Dataset excerpt:
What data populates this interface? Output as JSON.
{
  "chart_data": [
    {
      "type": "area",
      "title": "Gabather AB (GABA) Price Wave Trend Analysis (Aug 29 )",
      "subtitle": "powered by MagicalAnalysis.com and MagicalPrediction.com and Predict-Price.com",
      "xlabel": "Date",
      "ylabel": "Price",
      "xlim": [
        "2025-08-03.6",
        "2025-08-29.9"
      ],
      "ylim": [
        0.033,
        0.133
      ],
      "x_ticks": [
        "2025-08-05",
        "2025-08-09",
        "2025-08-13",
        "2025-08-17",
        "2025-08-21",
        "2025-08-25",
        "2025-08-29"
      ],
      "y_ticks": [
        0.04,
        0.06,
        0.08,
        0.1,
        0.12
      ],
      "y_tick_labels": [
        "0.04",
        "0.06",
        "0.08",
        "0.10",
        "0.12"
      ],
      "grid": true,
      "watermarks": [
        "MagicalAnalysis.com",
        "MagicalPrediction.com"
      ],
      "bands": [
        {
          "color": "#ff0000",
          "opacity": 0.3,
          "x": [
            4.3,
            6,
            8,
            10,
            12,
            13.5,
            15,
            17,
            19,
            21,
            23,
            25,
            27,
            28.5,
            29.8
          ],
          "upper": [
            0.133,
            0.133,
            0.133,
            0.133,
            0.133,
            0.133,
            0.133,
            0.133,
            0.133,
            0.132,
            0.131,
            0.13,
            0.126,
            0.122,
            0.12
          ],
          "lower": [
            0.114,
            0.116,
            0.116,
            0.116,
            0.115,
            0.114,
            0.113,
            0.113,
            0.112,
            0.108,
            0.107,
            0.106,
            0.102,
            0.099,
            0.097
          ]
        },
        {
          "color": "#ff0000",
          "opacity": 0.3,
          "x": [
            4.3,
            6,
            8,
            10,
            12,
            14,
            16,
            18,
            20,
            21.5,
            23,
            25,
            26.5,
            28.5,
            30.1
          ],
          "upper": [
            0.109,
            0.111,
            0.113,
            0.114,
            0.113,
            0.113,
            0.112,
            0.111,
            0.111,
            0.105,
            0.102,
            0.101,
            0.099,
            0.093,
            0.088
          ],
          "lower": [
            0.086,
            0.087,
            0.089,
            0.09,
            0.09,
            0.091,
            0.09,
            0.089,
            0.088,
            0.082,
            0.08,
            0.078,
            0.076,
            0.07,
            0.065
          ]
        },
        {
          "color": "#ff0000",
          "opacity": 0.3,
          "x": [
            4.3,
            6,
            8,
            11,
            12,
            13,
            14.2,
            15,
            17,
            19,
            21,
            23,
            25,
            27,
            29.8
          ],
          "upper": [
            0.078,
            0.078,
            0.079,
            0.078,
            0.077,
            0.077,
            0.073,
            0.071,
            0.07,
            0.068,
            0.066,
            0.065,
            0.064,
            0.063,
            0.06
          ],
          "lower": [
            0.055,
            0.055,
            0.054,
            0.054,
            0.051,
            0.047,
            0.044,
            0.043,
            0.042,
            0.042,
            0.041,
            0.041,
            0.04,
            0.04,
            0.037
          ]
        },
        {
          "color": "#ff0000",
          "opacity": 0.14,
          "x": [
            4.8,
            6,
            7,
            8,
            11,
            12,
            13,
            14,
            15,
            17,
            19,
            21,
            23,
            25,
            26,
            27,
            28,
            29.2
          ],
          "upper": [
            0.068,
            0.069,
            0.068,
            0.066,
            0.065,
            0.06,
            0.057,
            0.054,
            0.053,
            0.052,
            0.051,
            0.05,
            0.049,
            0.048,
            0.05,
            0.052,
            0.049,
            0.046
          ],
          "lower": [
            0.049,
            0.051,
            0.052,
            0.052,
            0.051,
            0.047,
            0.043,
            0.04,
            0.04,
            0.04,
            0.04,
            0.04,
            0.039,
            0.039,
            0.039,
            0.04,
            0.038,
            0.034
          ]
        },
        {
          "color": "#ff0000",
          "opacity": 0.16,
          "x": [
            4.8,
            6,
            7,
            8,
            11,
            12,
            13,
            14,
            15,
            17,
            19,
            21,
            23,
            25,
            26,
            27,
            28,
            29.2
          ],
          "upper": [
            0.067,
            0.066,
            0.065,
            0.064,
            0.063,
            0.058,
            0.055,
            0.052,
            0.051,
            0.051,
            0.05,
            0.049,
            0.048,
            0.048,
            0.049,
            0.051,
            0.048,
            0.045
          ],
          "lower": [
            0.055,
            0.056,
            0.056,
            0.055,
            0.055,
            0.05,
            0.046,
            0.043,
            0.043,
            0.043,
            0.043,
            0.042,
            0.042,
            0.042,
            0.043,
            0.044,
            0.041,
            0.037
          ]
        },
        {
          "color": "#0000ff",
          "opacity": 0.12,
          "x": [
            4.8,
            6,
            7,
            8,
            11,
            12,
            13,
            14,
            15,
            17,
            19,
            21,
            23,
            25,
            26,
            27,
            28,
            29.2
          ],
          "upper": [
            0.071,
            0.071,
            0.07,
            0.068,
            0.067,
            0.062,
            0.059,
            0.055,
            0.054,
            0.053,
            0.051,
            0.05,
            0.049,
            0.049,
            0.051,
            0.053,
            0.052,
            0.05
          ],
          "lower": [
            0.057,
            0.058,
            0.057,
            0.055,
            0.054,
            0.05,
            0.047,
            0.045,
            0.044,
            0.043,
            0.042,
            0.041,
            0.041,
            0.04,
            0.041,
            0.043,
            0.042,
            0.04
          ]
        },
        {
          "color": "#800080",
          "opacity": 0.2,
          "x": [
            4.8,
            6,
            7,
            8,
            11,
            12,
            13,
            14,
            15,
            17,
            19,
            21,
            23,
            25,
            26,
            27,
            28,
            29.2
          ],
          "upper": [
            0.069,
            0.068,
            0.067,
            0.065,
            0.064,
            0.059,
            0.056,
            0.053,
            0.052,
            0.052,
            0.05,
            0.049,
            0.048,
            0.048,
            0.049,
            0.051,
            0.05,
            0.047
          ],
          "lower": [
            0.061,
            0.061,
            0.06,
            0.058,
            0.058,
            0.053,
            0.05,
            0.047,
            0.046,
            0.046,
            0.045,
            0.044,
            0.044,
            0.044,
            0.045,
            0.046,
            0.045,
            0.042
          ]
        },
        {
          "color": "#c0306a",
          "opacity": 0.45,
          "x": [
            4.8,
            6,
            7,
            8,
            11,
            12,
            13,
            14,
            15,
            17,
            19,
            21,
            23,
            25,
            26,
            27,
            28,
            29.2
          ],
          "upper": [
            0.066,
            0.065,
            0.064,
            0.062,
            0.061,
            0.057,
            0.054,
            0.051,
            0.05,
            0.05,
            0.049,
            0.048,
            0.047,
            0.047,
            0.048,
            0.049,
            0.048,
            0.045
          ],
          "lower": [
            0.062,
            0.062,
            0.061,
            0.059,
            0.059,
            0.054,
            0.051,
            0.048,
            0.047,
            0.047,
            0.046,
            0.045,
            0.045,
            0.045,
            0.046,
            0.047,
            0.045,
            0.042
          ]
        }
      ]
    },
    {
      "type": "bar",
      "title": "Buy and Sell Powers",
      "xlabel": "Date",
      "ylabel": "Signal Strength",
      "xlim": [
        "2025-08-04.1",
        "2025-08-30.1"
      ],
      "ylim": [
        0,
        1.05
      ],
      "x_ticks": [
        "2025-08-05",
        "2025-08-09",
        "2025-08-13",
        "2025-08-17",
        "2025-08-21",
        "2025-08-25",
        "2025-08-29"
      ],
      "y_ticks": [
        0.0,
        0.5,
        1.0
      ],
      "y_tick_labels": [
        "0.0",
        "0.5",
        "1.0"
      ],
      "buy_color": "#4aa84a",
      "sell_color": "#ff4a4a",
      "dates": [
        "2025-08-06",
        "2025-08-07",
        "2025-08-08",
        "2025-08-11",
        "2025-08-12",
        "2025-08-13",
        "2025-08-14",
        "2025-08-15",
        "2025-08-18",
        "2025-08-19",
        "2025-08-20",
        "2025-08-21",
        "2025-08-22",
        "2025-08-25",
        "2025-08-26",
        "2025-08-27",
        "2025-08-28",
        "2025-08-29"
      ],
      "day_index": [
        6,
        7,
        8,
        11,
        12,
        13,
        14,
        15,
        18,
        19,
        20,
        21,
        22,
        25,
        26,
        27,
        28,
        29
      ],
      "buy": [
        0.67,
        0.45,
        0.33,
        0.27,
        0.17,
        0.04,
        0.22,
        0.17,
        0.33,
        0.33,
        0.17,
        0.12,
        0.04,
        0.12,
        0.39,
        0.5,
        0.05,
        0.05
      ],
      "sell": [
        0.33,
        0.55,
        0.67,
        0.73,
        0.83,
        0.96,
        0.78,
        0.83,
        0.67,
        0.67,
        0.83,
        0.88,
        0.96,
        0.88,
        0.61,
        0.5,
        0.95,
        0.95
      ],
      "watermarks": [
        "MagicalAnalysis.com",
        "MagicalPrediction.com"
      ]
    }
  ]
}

* _DO THIS_: Locate and copy each line in the data above that includes the word "ylabel".

* _EXERCISE ANSWER_:
      "ylabel": "Price",
      "ylabel": "Signal Strength",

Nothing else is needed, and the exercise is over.